[Supplied information]
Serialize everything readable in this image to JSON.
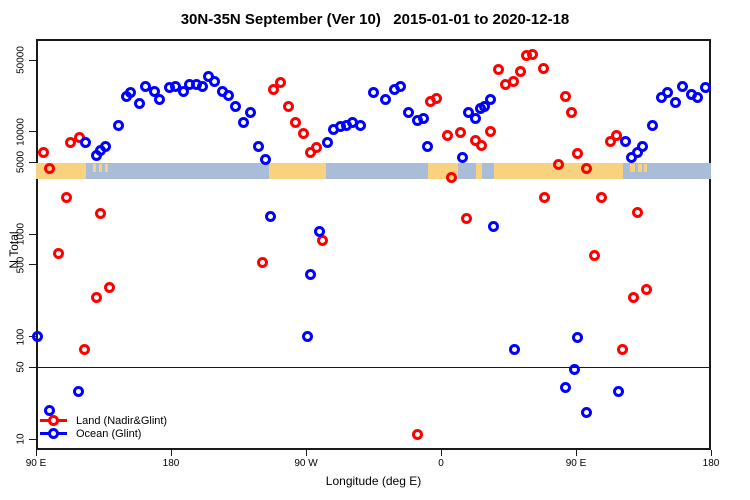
{
  "chart_data": {
    "type": "scatter",
    "title": "30N-35N September (Ver 10)   2015-01-01 to 2020-12-18",
    "xlabel": "Longitude (deg E)",
    "ylabel": "N Total",
    "x_axis": {
      "note": "longitude axis wraps eastward from 90E through the dateline back to 180",
      "ticks": [
        {
          "lon": 90,
          "label": "90 E"
        },
        {
          "lon": 180,
          "label": "180"
        },
        {
          "lon": 270,
          "label": "90 W"
        },
        {
          "lon": 360,
          "label": "0"
        },
        {
          "lon": 450,
          "label": "90 E"
        },
        {
          "lon": 540,
          "label": "180"
        }
      ]
    },
    "y_axis": {
      "scale": "log",
      "ticks": [
        10,
        50,
        100,
        500,
        1000,
        5000,
        10000,
        50000
      ],
      "ylim": [
        8,
        80000
      ]
    },
    "reference_line_y": 50,
    "map_band": {
      "ocean_color": "#a9bdd9",
      "land_color": "#f8d27e",
      "value_top": 5000,
      "value_bottom": 3500,
      "segments": [
        {
          "from": 90,
          "to": 123,
          "type": "land"
        },
        {
          "from": 123,
          "to": 245,
          "type": "ocean"
        },
        {
          "from": 245,
          "to": 283,
          "type": "land"
        },
        {
          "from": 283,
          "to": 351,
          "type": "ocean"
        },
        {
          "from": 351,
          "to": 371,
          "type": "land"
        },
        {
          "from": 371,
          "to": 383,
          "type": "ocean"
        },
        {
          "from": 383,
          "to": 387,
          "type": "land"
        },
        {
          "from": 387,
          "to": 395,
          "type": "ocean"
        },
        {
          "from": 395,
          "to": 481,
          "type": "land"
        },
        {
          "from": 481,
          "to": 540,
          "type": "ocean"
        }
      ],
      "islands": [
        {
          "from": 128,
          "to": 130
        },
        {
          "from": 132,
          "to": 134
        },
        {
          "from": 136,
          "to": 138
        },
        {
          "from": 486,
          "to": 489
        },
        {
          "from": 491,
          "to": 494
        },
        {
          "from": 495,
          "to": 497
        }
      ]
    },
    "legend": [
      {
        "label": "Land (Nadir&Glint)",
        "color": "#ff0000"
      },
      {
        "label": "Ocean (Glint)",
        "color": "#0000ff"
      }
    ],
    "series": [
      {
        "name": "Land (Nadir&Glint)",
        "color": "#ff0000",
        "points": [
          [
            95,
            6200
          ],
          [
            99,
            4400
          ],
          [
            113,
            7800
          ],
          [
            119,
            8700
          ],
          [
            110,
            2250
          ],
          [
            133,
            1600
          ],
          [
            105,
            640
          ],
          [
            130,
            240
          ],
          [
            139,
            300
          ],
          [
            122,
            75
          ],
          [
            253,
            30000
          ],
          [
            248,
            25500
          ],
          [
            258,
            17400
          ],
          [
            263,
            12200
          ],
          [
            268,
            9500
          ],
          [
            273,
            6200
          ],
          [
            277,
            7000
          ],
          [
            241,
            530
          ],
          [
            281,
            875
          ],
          [
            353,
            19500
          ],
          [
            357,
            21000
          ],
          [
            364,
            9100
          ],
          [
            373,
            9900
          ],
          [
            383,
            8250
          ],
          [
            387,
            7350
          ],
          [
            393,
            10100
          ],
          [
            367,
            3600
          ],
          [
            398,
            40000
          ],
          [
            403,
            29000
          ],
          [
            408,
            30600
          ],
          [
            413,
            38500
          ],
          [
            417,
            55500
          ],
          [
            421,
            56500
          ],
          [
            428,
            41500
          ],
          [
            377,
            1430
          ],
          [
            344,
            11
          ],
          [
            429,
            2300
          ],
          [
            443,
            22000
          ],
          [
            447,
            15300
          ],
          [
            451,
            6100
          ],
          [
            438,
            4750
          ],
          [
            457,
            4400
          ],
          [
            477,
            9100
          ],
          [
            473,
            7950
          ],
          [
            467,
            2250
          ],
          [
            491,
            1640
          ],
          [
            462,
            620
          ],
          [
            488,
            240
          ],
          [
            497,
            290
          ],
          [
            481,
            75
          ]
        ]
      },
      {
        "name": "Ocean (Glint)",
        "color": "#0000ff",
        "points": [
          [
            123,
            7900
          ],
          [
            130,
            5800
          ],
          [
            133,
            6600
          ],
          [
            136,
            7100
          ],
          [
            145,
            11600
          ],
          [
            150,
            22000
          ],
          [
            153,
            24000
          ],
          [
            159,
            19000
          ],
          [
            163,
            27500
          ],
          [
            169,
            24500
          ],
          [
            172,
            20400
          ],
          [
            179,
            27000
          ],
          [
            183,
            27500
          ],
          [
            188,
            24500
          ],
          [
            192,
            28700
          ],
          [
            197,
            28700
          ],
          [
            201,
            27400
          ],
          [
            205,
            34300
          ],
          [
            209,
            30600
          ],
          [
            214,
            24500
          ],
          [
            218,
            22400
          ],
          [
            223,
            17400
          ],
          [
            233,
            15500
          ],
          [
            228,
            12200
          ],
          [
            238,
            7100
          ],
          [
            243,
            5300
          ],
          [
            284,
            7800
          ],
          [
            288,
            10400
          ],
          [
            293,
            11100
          ],
          [
            297,
            11400
          ],
          [
            301,
            12400
          ],
          [
            306,
            11600
          ],
          [
            315,
            24000
          ],
          [
            323,
            20400
          ],
          [
            329,
            25700
          ],
          [
            333,
            27400
          ],
          [
            338,
            15500
          ],
          [
            344,
            12900
          ],
          [
            348,
            13500
          ],
          [
            351,
            7200
          ],
          [
            378,
            15200
          ],
          [
            383,
            13500
          ],
          [
            386,
            16900
          ],
          [
            389,
            17400
          ],
          [
            393,
            20400
          ],
          [
            374,
            5550
          ],
          [
            483,
            7950
          ],
          [
            487,
            5650
          ],
          [
            491,
            6300
          ],
          [
            494,
            7100
          ],
          [
            501,
            11400
          ],
          [
            507,
            21400
          ],
          [
            511,
            24000
          ],
          [
            516,
            19100
          ],
          [
            521,
            27400
          ],
          [
            527,
            22900
          ],
          [
            531,
            21400
          ],
          [
            536,
            26800
          ],
          [
            246,
            1470
          ],
          [
            279,
            1050
          ],
          [
            91,
            100
          ],
          [
            273,
            400
          ],
          [
            271,
            101
          ],
          [
            395,
            1180
          ],
          [
            409,
            74
          ],
          [
            451,
            97
          ],
          [
            449,
            48
          ],
          [
            443,
            32
          ],
          [
            478,
            29
          ],
          [
            457,
            18
          ],
          [
            118,
            29
          ],
          [
            99,
            19
          ]
        ]
      }
    ]
  }
}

[Short exercise]
Your task is to retype all the entries exactly and leave out any pictures.

[Full output]
Serialize everything readable in this image to JSON.
{
  "chart_data": {
    "type": "scatter",
    "title": "30N-35N September (Ver 10)   2015-01-01 to 2020-12-18",
    "xlabel": "Longitude (deg E)",
    "ylabel": "N Total",
    "x_axis": {
      "note": "longitude axis wraps eastward from 90E through the dateline back to 180",
      "ticks": [
        {
          "lon": 90,
          "label": "90 E"
        },
        {
          "lon": 180,
          "label": "180"
        },
        {
          "lon": 270,
          "label": "90 W"
        },
        {
          "lon": 360,
          "label": "0"
        },
        {
          "lon": 450,
          "label": "90 E"
        },
        {
          "lon": 540,
          "label": "180"
        }
      ]
    },
    "y_axis": {
      "scale": "log",
      "ticks": [
        10,
        50,
        100,
        500,
        1000,
        5000,
        10000,
        50000
      ],
      "ylim": [
        8,
        80000
      ]
    },
    "reference_line_y": 50,
    "map_band": {
      "ocean_color": "#a9bdd9",
      "land_color": "#f8d27e",
      "value_top": 5000,
      "value_bottom": 3500,
      "segments": [
        {
          "from": 90,
          "to": 123,
          "type": "land"
        },
        {
          "from": 123,
          "to": 245,
          "type": "ocean"
        },
        {
          "from": 245,
          "to": 283,
          "type": "land"
        },
        {
          "from": 283,
          "to": 351,
          "type": "ocean"
        },
        {
          "from": 351,
          "to": 371,
          "type": "land"
        },
        {
          "from": 371,
          "to": 383,
          "type": "ocean"
        },
        {
          "from": 383,
          "to": 387,
          "type": "land"
        },
        {
          "from": 387,
          "to": 395,
          "type": "ocean"
        },
        {
          "from": 395,
          "to": 481,
          "type": "land"
        },
        {
          "from": 481,
          "to": 540,
          "type": "ocean"
        }
      ],
      "islands": [
        {
          "from": 128,
          "to": 130
        },
        {
          "from": 132,
          "to": 134
        },
        {
          "from": 136,
          "to": 138
        },
        {
          "from": 486,
          "to": 489
        },
        {
          "from": 491,
          "to": 494
        },
        {
          "from": 495,
          "to": 497
        }
      ]
    },
    "legend": [
      {
        "label": "Land (Nadir&Glint)",
        "color": "#ff0000"
      },
      {
        "label": "Ocean (Glint)",
        "color": "#0000ff"
      }
    ],
    "series": [
      {
        "name": "Land (Nadir&Glint)",
        "color": "#ff0000",
        "points": [
          [
            95,
            6200
          ],
          [
            99,
            4400
          ],
          [
            113,
            7800
          ],
          [
            119,
            8700
          ],
          [
            110,
            2250
          ],
          [
            133,
            1600
          ],
          [
            105,
            640
          ],
          [
            130,
            240
          ],
          [
            139,
            300
          ],
          [
            122,
            75
          ],
          [
            253,
            30000
          ],
          [
            248,
            25500
          ],
          [
            258,
            17400
          ],
          [
            263,
            12200
          ],
          [
            268,
            9500
          ],
          [
            273,
            6200
          ],
          [
            277,
            7000
          ],
          [
            241,
            530
          ],
          [
            281,
            875
          ],
          [
            353,
            19500
          ],
          [
            357,
            21000
          ],
          [
            364,
            9100
          ],
          [
            373,
            9900
          ],
          [
            383,
            8250
          ],
          [
            387,
            7350
          ],
          [
            393,
            10100
          ],
          [
            367,
            3600
          ],
          [
            398,
            40000
          ],
          [
            403,
            29000
          ],
          [
            408,
            30600
          ],
          [
            413,
            38500
          ],
          [
            417,
            55500
          ],
          [
            421,
            56500
          ],
          [
            428,
            41500
          ],
          [
            377,
            1430
          ],
          [
            344,
            11
          ],
          [
            429,
            2300
          ],
          [
            443,
            22000
          ],
          [
            447,
            15300
          ],
          [
            451,
            6100
          ],
          [
            438,
            4750
          ],
          [
            457,
            4400
          ],
          [
            477,
            9100
          ],
          [
            473,
            7950
          ],
          [
            467,
            2250
          ],
          [
            491,
            1640
          ],
          [
            462,
            620
          ],
          [
            488,
            240
          ],
          [
            497,
            290
          ],
          [
            481,
            75
          ]
        ]
      },
      {
        "name": "Ocean (Glint)",
        "color": "#0000ff",
        "points": [
          [
            123,
            7900
          ],
          [
            130,
            5800
          ],
          [
            133,
            6600
          ],
          [
            136,
            7100
          ],
          [
            145,
            11600
          ],
          [
            150,
            22000
          ],
          [
            153,
            24000
          ],
          [
            159,
            19000
          ],
          [
            163,
            27500
          ],
          [
            169,
            24500
          ],
          [
            172,
            20400
          ],
          [
            179,
            27000
          ],
          [
            183,
            27500
          ],
          [
            188,
            24500
          ],
          [
            192,
            28700
          ],
          [
            197,
            28700
          ],
          [
            201,
            27400
          ],
          [
            205,
            34300
          ],
          [
            209,
            30600
          ],
          [
            214,
            24500
          ],
          [
            218,
            22400
          ],
          [
            223,
            17400
          ],
          [
            233,
            15500
          ],
          [
            228,
            12200
          ],
          [
            238,
            7100
          ],
          [
            243,
            5300
          ],
          [
            284,
            7800
          ],
          [
            288,
            10400
          ],
          [
            293,
            11100
          ],
          [
            297,
            11400
          ],
          [
            301,
            12400
          ],
          [
            306,
            11600
          ],
          [
            315,
            24000
          ],
          [
            323,
            20400
          ],
          [
            329,
            25700
          ],
          [
            333,
            27400
          ],
          [
            338,
            15500
          ],
          [
            344,
            12900
          ],
          [
            348,
            13500
          ],
          [
            351,
            7200
          ],
          [
            378,
            15200
          ],
          [
            383,
            13500
          ],
          [
            386,
            16900
          ],
          [
            389,
            17400
          ],
          [
            393,
            20400
          ],
          [
            374,
            5550
          ],
          [
            483,
            7950
          ],
          [
            487,
            5650
          ],
          [
            491,
            6300
          ],
          [
            494,
            7100
          ],
          [
            501,
            11400
          ],
          [
            507,
            21400
          ],
          [
            511,
            24000
          ],
          [
            516,
            19100
          ],
          [
            521,
            27400
          ],
          [
            527,
            22900
          ],
          [
            531,
            21400
          ],
          [
            536,
            26800
          ],
          [
            246,
            1470
          ],
          [
            279,
            1050
          ],
          [
            91,
            100
          ],
          [
            273,
            400
          ],
          [
            271,
            101
          ],
          [
            395,
            1180
          ],
          [
            409,
            74
          ],
          [
            451,
            97
          ],
          [
            449,
            48
          ],
          [
            443,
            32
          ],
          [
            478,
            29
          ],
          [
            457,
            18
          ],
          [
            118,
            29
          ],
          [
            99,
            19
          ]
        ]
      }
    ]
  }
}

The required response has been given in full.